Goal of the exercise – Make an exact copy of the records, dropping all pictures.

Dataset –
····················
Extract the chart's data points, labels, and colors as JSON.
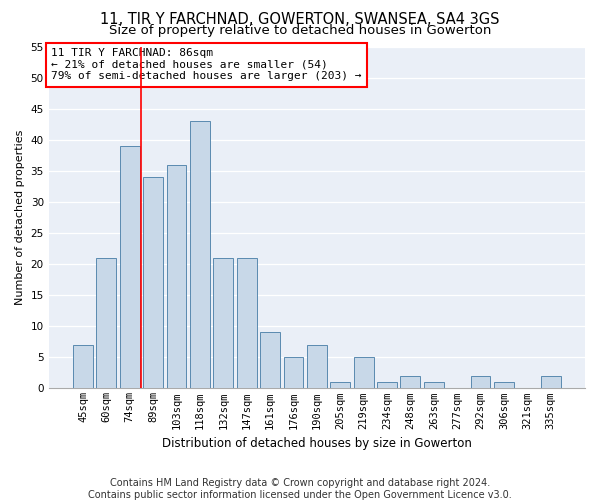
{
  "title": "11, TIR Y FARCHNAD, GOWERTON, SWANSEA, SA4 3GS",
  "subtitle": "Size of property relative to detached houses in Gowerton",
  "xlabel": "Distribution of detached houses by size in Gowerton",
  "ylabel": "Number of detached properties",
  "categories": [
    "45sqm",
    "60sqm",
    "74sqm",
    "89sqm",
    "103sqm",
    "118sqm",
    "132sqm",
    "147sqm",
    "161sqm",
    "176sqm",
    "190sqm",
    "205sqm",
    "219sqm",
    "234sqm",
    "248sqm",
    "263sqm",
    "277sqm",
    "292sqm",
    "306sqm",
    "321sqm",
    "335sqm"
  ],
  "values": [
    7,
    21,
    39,
    34,
    36,
    43,
    21,
    21,
    9,
    5,
    7,
    1,
    5,
    1,
    2,
    1,
    0,
    2,
    1,
    0,
    2
  ],
  "bar_color": "#c8d8e8",
  "bar_edge_color": "#5a8ab0",
  "vline_color": "red",
  "annotation_line1": "11 TIR Y FARCHNAD: 86sqm",
  "annotation_line2": "← 21% of detached houses are smaller (54)",
  "annotation_line3": "79% of semi-detached houses are larger (203) →",
  "annotation_box_color": "white",
  "annotation_box_edge": "red",
  "ylim": [
    0,
    55
  ],
  "yticks": [
    0,
    5,
    10,
    15,
    20,
    25,
    30,
    35,
    40,
    45,
    50,
    55
  ],
  "background_color": "#eaeff7",
  "footer_line1": "Contains HM Land Registry data © Crown copyright and database right 2024.",
  "footer_line2": "Contains public sector information licensed under the Open Government Licence v3.0.",
  "title_fontsize": 10.5,
  "subtitle_fontsize": 9.5,
  "annotation_fontsize": 8,
  "footer_fontsize": 7,
  "ylabel_fontsize": 8,
  "xlabel_fontsize": 8.5,
  "tick_fontsize": 7.5
}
····················
Output of the exercise –
Extract the chart's data points, labels, and colors as JSON.
{
  "title": "11, TIR Y FARCHNAD, GOWERTON, SWANSEA, SA4 3GS",
  "subtitle": "Size of property relative to detached houses in Gowerton",
  "xlabel": "Distribution of detached houses by size in Gowerton",
  "ylabel": "Number of detached properties",
  "categories": [
    "45sqm",
    "60sqm",
    "74sqm",
    "89sqm",
    "103sqm",
    "118sqm",
    "132sqm",
    "147sqm",
    "161sqm",
    "176sqm",
    "190sqm",
    "205sqm",
    "219sqm",
    "234sqm",
    "248sqm",
    "263sqm",
    "277sqm",
    "292sqm",
    "306sqm",
    "321sqm",
    "335sqm"
  ],
  "values": [
    7,
    21,
    39,
    34,
    36,
    43,
    21,
    21,
    9,
    5,
    7,
    1,
    5,
    1,
    2,
    1,
    0,
    2,
    1,
    0,
    2
  ],
  "bar_color": "#c8d8e8",
  "bar_edge_color": "#5a8ab0",
  "vline_color": "red",
  "annotation_line1": "11 TIR Y FARCHNAD: 86sqm",
  "annotation_line2": "← 21% of detached houses are smaller (54)",
  "annotation_line3": "79% of semi-detached houses are larger (203) →",
  "annotation_box_color": "white",
  "annotation_box_edge": "red",
  "ylim": [
    0,
    55
  ],
  "yticks": [
    0,
    5,
    10,
    15,
    20,
    25,
    30,
    35,
    40,
    45,
    50,
    55
  ],
  "background_color": "#eaeff7",
  "footer_line1": "Contains HM Land Registry data © Crown copyright and database right 2024.",
  "footer_line2": "Contains public sector information licensed under the Open Government Licence v3.0.",
  "title_fontsize": 10.5,
  "subtitle_fontsize": 9.5,
  "annotation_fontsize": 8,
  "footer_fontsize": 7,
  "ylabel_fontsize": 8,
  "xlabel_fontsize": 8.5,
  "tick_fontsize": 7.5
}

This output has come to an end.